----- Supplied passage -----

In respect to interfaith, it’s about encouraging people at an early age to see their faith as theirs but to also see that there is a faith community in which many different faiths are involved, and showing governments that this is the right way to go so people can start driving these programs throughout their education systems.

Likewise, with climate change, my theory is, you have to make business a partner in this, not the enemy.

So in each of these situations, it can be very frustrating, but I’m trying to show that, conceptually, we can do this differently and better.

In government, you were known as somebody who got things done. Many today suggest there is a lack of that kind of leadership. What makes a successful leader today and how were you able to bring people together and make such an impact?

Leadership has never been tougher than it is now, particularly with the economic and financial crisis we have faced over these past few years. But leadership involves two things: understanding the world is changing fast and understanding that we have to change with it. There is no leader today who is not an agent of change; and leaders need to understand that because change is so difficult. When you try to institute change, you get resistance, and sometimes the things you suggest will not be popular, at first. But the essence of leadership is taking responsibility for engaging in that process even though you know you’re going to be pushed back and it’s going to be tough.

----- Provided material -----

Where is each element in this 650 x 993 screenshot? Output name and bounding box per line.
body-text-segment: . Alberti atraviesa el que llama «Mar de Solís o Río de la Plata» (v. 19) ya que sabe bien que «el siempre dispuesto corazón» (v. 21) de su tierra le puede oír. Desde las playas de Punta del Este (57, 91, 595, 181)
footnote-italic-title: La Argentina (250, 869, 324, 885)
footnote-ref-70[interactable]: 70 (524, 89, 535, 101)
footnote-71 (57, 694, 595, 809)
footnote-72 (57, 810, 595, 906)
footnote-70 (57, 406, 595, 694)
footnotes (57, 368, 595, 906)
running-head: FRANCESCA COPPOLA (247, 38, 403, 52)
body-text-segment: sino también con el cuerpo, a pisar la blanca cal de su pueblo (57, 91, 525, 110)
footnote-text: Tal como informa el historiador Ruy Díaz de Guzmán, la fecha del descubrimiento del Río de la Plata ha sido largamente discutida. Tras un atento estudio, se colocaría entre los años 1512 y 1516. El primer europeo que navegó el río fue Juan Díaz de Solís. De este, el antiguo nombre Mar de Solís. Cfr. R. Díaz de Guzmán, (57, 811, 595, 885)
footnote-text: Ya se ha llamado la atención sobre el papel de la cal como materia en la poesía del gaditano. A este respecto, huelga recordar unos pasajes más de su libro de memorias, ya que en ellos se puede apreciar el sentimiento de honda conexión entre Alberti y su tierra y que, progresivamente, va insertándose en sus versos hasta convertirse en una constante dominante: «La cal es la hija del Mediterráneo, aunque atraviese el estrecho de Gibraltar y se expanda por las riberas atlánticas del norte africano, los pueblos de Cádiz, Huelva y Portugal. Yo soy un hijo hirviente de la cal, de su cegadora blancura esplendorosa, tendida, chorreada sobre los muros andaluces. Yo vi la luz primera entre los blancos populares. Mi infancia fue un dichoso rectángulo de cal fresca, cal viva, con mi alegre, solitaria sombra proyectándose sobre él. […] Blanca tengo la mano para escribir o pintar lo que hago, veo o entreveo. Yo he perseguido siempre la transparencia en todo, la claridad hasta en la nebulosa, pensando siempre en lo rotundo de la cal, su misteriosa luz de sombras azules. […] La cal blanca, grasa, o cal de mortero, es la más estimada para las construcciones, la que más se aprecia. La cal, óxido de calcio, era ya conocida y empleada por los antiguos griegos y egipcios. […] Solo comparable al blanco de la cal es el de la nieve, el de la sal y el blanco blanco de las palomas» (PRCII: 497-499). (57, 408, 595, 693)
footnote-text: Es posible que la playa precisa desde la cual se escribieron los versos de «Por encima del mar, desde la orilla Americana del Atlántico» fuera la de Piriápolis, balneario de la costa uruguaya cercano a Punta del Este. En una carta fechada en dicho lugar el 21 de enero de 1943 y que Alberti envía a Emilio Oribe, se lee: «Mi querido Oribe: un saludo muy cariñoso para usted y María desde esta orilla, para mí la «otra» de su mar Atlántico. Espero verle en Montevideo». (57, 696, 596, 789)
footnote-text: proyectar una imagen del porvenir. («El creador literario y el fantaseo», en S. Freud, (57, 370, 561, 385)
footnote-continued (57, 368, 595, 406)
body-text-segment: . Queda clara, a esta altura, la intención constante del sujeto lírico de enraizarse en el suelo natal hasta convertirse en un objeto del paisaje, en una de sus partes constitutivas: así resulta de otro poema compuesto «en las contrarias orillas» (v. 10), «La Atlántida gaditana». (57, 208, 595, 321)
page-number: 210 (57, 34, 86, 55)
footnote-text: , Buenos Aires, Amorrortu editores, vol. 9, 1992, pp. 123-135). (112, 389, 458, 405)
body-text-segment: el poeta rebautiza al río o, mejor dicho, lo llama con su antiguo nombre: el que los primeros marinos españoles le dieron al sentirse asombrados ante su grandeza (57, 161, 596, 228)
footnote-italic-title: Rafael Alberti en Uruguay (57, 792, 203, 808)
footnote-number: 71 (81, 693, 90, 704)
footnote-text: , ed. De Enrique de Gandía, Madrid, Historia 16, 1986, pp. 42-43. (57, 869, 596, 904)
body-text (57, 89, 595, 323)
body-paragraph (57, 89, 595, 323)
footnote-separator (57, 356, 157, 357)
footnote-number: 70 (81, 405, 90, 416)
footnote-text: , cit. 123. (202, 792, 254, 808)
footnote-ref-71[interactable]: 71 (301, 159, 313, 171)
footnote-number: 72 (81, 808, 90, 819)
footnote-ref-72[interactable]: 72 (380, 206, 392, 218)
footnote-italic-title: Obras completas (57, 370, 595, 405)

-----

> [Required work]
(A) List every distinct word in the leadership interview excerpt that is formed on "lead," ignoring capitalization and counting each form once.
(B) Answer from the leadership interview excerpt:
(i) On climate change, what does the speaker say business must be made?
(ii) What crisis does the speaker say has made leadership tougher?
(iii) What two things does the speaker say leadership involves?
(C) Do these statements agree with the leadership interview excerpt? Answer yes or no for each, quoting the deciding words.
(i) The speaker holds that leadership has never been harder than it is now.
(ii) The speaker says the changes a leader suggests are always popular from the start.
(iii) The interviewer says the speaker was known in government as someone who got things done.

> [Solutions to the exercise]
(A)
leadership
leader
leaders

(B)
(i) A partner, not the enemy.
(ii) The economic and financial crisis faced over the past few years.
(iii) Understanding that the world is changing fast, and understanding that we have to change with it.

(C)
(i) Yes: "Leadership has never been tougher than it is now"
(ii) No: "sometimes the things you suggest will not be popular, at first"
(iii) Yes: "In government, you were known as somebody who got things done."